Retype everything in the listing, leaving each line exactly as it is.
** begin Stored data **
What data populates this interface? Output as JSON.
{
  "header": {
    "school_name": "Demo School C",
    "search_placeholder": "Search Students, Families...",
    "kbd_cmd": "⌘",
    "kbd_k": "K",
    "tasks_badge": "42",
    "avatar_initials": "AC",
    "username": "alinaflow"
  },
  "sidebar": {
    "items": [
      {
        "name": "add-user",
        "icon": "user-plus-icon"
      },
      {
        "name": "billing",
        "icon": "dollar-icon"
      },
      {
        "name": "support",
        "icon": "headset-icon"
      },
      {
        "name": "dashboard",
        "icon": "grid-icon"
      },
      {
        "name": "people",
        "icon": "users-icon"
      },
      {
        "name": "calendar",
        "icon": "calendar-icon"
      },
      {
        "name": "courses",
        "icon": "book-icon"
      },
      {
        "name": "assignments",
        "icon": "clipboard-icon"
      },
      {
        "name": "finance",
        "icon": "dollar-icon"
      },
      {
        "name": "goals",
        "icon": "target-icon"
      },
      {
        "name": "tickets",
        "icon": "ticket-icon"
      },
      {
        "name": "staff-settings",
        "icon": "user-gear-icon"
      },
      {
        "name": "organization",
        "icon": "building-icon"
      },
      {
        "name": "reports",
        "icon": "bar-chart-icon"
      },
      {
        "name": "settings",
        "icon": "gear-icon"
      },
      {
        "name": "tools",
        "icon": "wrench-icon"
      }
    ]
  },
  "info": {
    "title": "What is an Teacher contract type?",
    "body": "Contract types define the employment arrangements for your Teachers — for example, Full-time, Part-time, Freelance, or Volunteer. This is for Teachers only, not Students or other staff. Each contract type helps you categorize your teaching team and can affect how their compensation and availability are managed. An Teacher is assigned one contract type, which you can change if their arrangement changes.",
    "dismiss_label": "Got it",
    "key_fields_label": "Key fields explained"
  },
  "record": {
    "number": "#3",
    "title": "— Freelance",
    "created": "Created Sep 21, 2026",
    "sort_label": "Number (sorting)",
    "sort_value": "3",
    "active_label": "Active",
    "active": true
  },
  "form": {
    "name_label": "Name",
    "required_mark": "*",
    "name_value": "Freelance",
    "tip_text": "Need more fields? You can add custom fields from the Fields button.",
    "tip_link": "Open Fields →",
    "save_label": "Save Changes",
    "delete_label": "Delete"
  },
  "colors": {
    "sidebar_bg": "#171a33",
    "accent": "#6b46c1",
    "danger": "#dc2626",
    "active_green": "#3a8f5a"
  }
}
** end Stored data **
**Task response:**
What data populates this interface? Output as JSON.
{
  "header": {
    "school_name": "Demo School C",
    "search_placeholder": "Search Students, Families...",
    "kbd_cmd": "⌘",
    "kbd_k": "K",
    "tasks_badge": "42",
    "avatar_initials": "AC",
    "username": "alinaflow"
  },
  "sidebar": {
    "items": [
      {
        "name": "add-user",
        "icon": "user-plus-icon"
      },
      {
        "name": "billing",
        "icon": "dollar-icon"
      },
      {
        "name": "support",
        "icon": "headset-icon"
      },
      {
        "name": "dashboard",
        "icon": "grid-icon"
      },
      {
        "name": "people",
        "icon": "users-icon"
      },
      {
        "name": "calendar",
        "icon": "calendar-icon"
      },
      {
        "name": "courses",
        "icon": "book-icon"
      },
      {
        "name": "assignments",
        "icon": "clipboard-icon"
      },
      {
        "name": "finance",
        "icon": "dollar-icon"
      },
      {
        "name": "goals",
        "icon": "target-icon"
      },
      {
        "name": "tickets",
        "icon": "ticket-icon"
      },
      {
        "name": "staff-settings",
        "icon": "user-gear-icon"
      },
      {
        "name": "organization",
        "icon": "building-icon"
      },
      {
        "name": "reports",
        "icon": "bar-chart-icon"
      },
      {
        "name": "settings",
        "icon": "gear-icon"
      },
      {
        "name": "tools",
        "icon": "wrench-icon"
      }
    ]
  },
  "info": {
    "title": "What is an Teacher contract type?",
    "body": "Contract types define the employment arrangements for your Teachers — for example, Full-time, Part-time, Freelance, or Volunteer. This is for Teachers only, not Students or other staff. Each contract type helps you categorize your teaching team and can affect how their compensation and availability are managed. An Teacher is assigned one contract type, which you can change if their arrangement changes.",
    "dismiss_label": "Got it",
    "key_fields_label": "Key fields explained"
  },
  "record": {
    "number": "#3",
    "title": "— Freelance",
    "created": "Created Sep 21, 2026",
    "sort_label": "Number (sorting)",
    "sort_value": "3",
    "active_label": "Active",
    "active": true
  },
  "form": {
    "name_label": "Name",
    "required_mark": "*",
    "name_value": "Freelance",
    "tip_text": "Need more fields? You can add custom fields from the Fields button.",
    "tip_link": "Open Fields →",
    "save_label": "Save Changes",
    "delete_label": "Delete"
  },
  "colors": {
    "sidebar_bg": "#171a33",
    "accent": "#6b46c1",
    "danger": "#dc2626",
    "active_green": "#3a8f5a"
  }
}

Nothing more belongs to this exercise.